● WHAT YOU WILL DO: Each line from the one that contains "OCR this image." to the end of the material must be quoted exactly; include both end lines and nothing else.

Stored items:
- - -
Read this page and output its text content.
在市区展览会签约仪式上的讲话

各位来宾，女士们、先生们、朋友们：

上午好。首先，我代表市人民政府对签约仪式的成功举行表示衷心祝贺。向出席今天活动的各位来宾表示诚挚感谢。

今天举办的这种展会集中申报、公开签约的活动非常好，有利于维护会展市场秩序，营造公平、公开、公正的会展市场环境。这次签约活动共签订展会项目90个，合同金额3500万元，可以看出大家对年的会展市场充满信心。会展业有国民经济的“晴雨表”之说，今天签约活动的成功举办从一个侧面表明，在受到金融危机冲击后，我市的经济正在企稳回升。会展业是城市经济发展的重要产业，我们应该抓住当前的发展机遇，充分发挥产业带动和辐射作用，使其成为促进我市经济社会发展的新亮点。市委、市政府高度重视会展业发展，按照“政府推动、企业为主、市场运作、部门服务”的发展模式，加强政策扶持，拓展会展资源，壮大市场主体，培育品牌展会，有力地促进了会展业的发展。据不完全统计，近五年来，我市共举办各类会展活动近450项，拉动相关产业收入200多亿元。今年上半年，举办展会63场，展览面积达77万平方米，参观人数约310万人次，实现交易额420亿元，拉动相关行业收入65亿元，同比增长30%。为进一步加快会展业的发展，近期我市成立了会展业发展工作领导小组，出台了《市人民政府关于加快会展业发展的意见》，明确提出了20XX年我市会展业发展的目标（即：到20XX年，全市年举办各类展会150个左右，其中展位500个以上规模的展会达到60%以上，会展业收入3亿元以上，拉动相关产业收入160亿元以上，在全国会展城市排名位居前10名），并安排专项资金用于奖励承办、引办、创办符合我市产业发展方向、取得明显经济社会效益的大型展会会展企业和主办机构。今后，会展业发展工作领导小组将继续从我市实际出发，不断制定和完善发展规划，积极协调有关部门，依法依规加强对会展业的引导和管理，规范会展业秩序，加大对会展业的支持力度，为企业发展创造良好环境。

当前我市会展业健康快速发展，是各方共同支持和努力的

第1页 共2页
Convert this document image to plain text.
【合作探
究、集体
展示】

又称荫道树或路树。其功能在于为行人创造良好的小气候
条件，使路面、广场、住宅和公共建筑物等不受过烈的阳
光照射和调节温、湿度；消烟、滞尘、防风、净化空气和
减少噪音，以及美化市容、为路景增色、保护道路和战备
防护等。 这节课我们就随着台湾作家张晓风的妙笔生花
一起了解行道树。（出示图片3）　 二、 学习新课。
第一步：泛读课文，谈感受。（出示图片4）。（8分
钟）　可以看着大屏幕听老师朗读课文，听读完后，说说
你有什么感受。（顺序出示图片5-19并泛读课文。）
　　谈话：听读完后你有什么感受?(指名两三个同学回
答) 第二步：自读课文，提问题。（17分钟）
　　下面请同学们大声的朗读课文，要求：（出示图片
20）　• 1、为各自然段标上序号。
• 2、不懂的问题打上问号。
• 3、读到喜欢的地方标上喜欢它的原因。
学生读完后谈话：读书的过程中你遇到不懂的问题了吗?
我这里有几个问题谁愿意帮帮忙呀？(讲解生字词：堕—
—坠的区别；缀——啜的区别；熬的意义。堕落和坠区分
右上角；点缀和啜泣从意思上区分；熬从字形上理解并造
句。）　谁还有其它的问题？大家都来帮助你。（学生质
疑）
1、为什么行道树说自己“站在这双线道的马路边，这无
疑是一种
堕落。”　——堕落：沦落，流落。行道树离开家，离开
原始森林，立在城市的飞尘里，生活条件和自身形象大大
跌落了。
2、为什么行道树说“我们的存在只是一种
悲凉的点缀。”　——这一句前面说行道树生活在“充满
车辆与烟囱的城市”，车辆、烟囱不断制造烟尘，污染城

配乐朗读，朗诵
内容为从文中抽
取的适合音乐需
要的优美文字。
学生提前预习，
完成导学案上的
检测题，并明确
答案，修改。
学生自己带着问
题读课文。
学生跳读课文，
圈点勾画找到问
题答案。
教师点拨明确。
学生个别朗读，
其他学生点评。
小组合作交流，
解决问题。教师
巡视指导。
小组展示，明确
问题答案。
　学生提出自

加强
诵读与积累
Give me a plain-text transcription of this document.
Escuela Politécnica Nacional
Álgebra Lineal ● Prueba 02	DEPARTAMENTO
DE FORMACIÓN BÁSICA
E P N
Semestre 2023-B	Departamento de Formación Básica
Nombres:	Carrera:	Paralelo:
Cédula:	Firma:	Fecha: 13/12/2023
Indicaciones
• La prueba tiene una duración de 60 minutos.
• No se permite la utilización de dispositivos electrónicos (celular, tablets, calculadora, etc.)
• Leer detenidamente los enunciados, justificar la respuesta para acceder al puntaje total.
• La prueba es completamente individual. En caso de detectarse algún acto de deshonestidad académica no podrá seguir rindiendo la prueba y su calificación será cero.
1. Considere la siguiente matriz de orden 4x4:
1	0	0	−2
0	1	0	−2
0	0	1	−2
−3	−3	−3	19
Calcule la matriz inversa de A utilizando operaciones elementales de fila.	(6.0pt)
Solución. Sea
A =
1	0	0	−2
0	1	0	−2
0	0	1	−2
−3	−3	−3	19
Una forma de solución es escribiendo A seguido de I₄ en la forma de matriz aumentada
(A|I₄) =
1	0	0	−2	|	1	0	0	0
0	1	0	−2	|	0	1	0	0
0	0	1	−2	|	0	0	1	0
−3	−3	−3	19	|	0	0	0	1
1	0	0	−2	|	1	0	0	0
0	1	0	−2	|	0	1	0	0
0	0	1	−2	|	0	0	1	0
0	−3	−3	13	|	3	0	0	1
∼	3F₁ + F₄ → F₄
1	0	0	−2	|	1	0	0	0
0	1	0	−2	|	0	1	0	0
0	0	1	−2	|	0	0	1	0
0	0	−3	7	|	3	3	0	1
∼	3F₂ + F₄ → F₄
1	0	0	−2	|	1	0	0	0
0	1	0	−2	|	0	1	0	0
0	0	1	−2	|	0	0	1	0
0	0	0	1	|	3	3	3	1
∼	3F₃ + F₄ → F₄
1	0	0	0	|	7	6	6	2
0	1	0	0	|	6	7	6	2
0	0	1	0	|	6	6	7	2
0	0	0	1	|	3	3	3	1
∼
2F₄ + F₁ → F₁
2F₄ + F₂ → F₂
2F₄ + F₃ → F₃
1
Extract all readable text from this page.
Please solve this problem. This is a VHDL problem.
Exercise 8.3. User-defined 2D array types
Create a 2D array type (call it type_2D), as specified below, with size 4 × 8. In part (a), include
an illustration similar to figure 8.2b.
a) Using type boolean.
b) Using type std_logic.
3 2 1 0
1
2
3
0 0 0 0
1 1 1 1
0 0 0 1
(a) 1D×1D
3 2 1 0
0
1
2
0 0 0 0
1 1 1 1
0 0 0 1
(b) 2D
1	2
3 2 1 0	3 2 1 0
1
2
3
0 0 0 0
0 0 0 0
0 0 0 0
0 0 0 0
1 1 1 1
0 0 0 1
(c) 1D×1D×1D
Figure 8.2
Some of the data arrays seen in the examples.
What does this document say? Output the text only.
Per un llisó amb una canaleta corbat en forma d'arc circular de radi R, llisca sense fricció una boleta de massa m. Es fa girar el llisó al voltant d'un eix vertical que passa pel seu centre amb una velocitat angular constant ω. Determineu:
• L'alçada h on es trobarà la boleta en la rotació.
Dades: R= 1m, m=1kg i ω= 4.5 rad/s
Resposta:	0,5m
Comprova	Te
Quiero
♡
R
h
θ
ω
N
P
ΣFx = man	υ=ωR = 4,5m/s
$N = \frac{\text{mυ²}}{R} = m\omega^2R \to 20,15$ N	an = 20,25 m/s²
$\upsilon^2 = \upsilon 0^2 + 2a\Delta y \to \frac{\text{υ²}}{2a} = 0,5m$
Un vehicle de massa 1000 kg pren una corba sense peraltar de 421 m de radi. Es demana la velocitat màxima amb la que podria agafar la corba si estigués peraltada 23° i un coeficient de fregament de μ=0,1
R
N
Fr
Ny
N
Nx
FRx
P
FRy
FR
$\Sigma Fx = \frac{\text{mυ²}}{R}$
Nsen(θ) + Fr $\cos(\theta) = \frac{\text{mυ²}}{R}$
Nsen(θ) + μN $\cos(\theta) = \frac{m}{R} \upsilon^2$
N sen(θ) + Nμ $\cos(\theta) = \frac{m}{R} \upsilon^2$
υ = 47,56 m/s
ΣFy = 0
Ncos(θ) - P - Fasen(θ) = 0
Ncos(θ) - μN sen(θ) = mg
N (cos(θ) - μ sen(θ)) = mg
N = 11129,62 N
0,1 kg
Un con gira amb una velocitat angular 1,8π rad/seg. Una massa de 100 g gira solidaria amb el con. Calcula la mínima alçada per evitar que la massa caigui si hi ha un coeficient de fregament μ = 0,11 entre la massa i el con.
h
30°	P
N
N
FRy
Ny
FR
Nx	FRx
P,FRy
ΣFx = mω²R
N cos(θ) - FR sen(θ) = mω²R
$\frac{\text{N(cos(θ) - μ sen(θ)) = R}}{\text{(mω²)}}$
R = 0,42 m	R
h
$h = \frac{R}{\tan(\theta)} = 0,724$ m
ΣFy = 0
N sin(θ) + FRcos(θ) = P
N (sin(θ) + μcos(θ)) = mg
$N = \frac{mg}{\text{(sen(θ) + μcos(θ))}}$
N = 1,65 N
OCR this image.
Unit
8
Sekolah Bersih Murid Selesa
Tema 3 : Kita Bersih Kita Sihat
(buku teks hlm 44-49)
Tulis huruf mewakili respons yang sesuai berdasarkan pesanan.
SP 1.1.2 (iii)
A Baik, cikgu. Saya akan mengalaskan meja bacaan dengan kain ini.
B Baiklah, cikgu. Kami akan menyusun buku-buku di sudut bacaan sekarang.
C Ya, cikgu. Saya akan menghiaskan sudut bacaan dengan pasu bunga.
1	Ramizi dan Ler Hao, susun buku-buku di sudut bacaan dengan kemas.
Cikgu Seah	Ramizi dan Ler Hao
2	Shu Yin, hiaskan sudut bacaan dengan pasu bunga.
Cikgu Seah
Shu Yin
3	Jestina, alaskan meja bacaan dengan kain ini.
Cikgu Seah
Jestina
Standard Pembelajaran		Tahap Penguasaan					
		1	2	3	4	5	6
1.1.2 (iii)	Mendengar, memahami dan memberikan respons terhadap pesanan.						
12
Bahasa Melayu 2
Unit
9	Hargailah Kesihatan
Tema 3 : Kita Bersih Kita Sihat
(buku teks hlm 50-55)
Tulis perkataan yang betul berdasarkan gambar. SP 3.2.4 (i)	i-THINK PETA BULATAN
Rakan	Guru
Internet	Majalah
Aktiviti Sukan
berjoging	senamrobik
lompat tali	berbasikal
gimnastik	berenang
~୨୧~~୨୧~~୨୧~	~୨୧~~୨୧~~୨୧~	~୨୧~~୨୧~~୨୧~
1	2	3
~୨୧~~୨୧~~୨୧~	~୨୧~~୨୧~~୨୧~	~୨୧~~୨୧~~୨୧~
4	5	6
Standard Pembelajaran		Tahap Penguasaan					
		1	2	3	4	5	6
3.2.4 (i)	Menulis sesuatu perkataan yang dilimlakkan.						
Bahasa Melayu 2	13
- - -
● EXERCISE SOLUTION:
OCR this image.
Unit
8
Sekolah Bersih Murid Selesa
Tema 3 : Kita Bersih Kita Sihat
(buku teks hlm 44-49)
Tulis huruf mewakili respons yang sesuai berdasarkan pesanan.
SP 1.1.2 (iii)
A Baik, cikgu. Saya akan mengalaskan meja bacaan dengan kain ini.
B Baiklah, cikgu. Kami akan menyusun buku-buku di sudut bacaan sekarang.
C Ya, cikgu. Saya akan menghiaskan sudut bacaan dengan pasu bunga.
1	Ramizi dan Ler Hao, susun buku-buku di sudut bacaan dengan kemas.
Cikgu Seah	Ramizi dan Ler Hao
2	Shu Yin, hiaskan sudut bacaan dengan pasu bunga.
Cikgu Seah
Shu Yin
3	Jestina, alaskan meja bacaan dengan kain ini.
Cikgu Seah
Jestina
Standard Pembelajaran		Tahap Penguasaan					
		1	2	3	4	5	6
1.1.2 (iii)	Mendengar, memahami dan memberikan respons terhadap pesanan.						
12
Bahasa Melayu 2
Unit
9	Hargailah Kesihatan
Tema 3 : Kita Bersih Kita Sihat
(buku teks hlm 50-55)
Tulis perkataan yang betul berdasarkan gambar. SP 3.2.4 (i)	i-THINK PETA BULATAN
Rakan	Guru
Internet	Majalah
Aktiviti Sukan
berjoging	senamrobik
lompat tali	berbasikal
gimnastik	berenang
~୨୧~~୨୧~~୨୧~	~୨୧~~୨୧~~୨୧~	~୨୧~~୨୧~~୨୧~
1	2	3
~୨୧~~୨୧~~୨୧~	~୨୧~~୨୧~~୨୧~	~୨୧~~୨୧~~୨୧~
4	5	6
Standard Pembelajaran		Tahap Penguasaan					
		1	2	3	4	5	6
3.2.4 (i)	Menulis sesuatu perkataan yang dilimlakkan.						
Bahasa Melayu 2	13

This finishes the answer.